**WHAT THIS TASK INVOLVES**
Pull every line with the word "historyografii" out of the entries below.
________________
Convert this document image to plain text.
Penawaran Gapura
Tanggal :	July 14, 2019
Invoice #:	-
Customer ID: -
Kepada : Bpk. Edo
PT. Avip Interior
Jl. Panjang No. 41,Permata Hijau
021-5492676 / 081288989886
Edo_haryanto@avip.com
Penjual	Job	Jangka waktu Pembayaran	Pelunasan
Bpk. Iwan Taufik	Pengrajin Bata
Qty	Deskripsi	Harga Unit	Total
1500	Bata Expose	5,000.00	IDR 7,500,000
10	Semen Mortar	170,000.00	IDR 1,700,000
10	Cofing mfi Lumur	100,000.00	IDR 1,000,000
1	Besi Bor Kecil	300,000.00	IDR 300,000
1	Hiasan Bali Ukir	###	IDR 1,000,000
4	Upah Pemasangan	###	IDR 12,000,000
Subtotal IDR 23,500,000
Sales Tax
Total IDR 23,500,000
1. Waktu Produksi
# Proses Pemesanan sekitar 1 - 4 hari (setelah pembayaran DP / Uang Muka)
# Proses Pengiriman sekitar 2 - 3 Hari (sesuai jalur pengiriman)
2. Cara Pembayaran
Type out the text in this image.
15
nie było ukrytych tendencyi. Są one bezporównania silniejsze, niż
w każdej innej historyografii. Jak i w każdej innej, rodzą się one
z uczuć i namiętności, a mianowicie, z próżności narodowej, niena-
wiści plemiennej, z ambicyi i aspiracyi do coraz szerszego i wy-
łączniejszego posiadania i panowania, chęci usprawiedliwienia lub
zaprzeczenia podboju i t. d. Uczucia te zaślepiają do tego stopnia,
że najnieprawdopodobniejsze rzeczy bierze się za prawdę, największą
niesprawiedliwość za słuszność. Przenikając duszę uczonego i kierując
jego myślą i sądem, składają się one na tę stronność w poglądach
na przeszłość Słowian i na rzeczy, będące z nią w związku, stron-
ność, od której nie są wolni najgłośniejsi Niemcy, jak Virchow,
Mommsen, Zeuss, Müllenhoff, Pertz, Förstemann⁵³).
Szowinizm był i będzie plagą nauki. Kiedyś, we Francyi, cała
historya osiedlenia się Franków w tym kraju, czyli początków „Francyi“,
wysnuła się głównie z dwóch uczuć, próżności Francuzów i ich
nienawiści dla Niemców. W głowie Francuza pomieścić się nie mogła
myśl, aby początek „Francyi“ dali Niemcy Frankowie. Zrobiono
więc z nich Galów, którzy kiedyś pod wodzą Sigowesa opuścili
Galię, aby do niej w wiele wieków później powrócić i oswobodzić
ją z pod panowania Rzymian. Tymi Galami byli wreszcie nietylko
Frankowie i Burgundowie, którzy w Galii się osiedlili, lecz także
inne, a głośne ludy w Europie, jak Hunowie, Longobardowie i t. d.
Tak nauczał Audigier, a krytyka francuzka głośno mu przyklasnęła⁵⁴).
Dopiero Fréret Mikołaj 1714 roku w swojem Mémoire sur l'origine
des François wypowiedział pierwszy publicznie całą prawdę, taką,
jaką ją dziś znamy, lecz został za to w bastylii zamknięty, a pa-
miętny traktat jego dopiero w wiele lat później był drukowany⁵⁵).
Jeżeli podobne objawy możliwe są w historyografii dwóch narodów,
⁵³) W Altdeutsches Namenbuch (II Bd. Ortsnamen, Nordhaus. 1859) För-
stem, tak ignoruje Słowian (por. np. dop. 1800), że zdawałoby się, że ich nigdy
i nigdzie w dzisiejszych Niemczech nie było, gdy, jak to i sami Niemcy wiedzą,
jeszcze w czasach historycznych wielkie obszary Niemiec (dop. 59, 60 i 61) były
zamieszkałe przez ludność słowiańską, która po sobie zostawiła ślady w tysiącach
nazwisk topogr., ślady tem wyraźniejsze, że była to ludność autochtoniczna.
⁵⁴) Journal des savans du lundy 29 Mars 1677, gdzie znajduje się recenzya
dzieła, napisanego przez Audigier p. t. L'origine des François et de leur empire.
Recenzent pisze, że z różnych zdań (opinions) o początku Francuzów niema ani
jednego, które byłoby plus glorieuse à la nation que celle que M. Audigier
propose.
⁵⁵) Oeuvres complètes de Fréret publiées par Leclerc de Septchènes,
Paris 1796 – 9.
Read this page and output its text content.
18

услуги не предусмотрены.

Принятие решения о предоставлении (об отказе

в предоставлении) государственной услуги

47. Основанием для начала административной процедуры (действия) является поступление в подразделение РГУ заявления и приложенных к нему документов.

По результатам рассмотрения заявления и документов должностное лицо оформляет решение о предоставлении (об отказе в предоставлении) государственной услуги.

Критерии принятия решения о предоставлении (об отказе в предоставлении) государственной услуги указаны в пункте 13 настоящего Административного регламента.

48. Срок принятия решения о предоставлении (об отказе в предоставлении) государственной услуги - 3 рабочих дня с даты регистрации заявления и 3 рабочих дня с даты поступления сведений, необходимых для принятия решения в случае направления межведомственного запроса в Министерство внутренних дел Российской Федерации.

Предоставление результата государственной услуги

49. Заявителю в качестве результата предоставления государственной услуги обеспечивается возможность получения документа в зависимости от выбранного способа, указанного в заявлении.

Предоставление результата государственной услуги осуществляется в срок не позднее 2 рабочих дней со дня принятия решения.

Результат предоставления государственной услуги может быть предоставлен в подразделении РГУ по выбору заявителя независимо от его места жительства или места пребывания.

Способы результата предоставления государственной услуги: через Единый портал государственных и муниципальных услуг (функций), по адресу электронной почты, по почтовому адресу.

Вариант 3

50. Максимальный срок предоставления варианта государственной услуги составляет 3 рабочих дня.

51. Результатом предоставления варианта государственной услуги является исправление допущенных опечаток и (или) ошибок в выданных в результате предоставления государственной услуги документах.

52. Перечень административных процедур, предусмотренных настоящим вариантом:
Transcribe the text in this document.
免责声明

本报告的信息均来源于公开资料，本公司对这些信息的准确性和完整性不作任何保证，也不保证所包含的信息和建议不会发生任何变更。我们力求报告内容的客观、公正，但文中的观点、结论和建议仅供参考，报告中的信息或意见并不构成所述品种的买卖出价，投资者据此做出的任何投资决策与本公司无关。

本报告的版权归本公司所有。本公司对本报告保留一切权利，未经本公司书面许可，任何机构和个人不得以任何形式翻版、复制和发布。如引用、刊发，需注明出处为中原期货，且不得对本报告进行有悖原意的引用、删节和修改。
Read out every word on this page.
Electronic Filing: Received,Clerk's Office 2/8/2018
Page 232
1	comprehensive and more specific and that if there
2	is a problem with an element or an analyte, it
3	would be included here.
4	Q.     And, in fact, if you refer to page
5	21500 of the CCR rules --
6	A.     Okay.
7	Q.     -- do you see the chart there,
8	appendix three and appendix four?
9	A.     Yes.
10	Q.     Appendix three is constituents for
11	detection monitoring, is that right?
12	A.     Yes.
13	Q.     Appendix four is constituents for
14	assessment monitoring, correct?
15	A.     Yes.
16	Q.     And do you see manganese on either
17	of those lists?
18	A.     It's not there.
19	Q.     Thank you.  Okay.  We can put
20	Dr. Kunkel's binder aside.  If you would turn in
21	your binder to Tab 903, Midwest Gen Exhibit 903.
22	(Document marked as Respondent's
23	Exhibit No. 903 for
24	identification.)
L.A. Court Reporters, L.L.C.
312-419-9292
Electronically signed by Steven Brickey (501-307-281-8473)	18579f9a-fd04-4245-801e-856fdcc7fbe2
________________
**OUTPUT**
w każdej innej historyografii. Jak i w każdej innej, rodzą się one
Jeżeli podobne objawy możliwe są w historyografii dwóch narodów,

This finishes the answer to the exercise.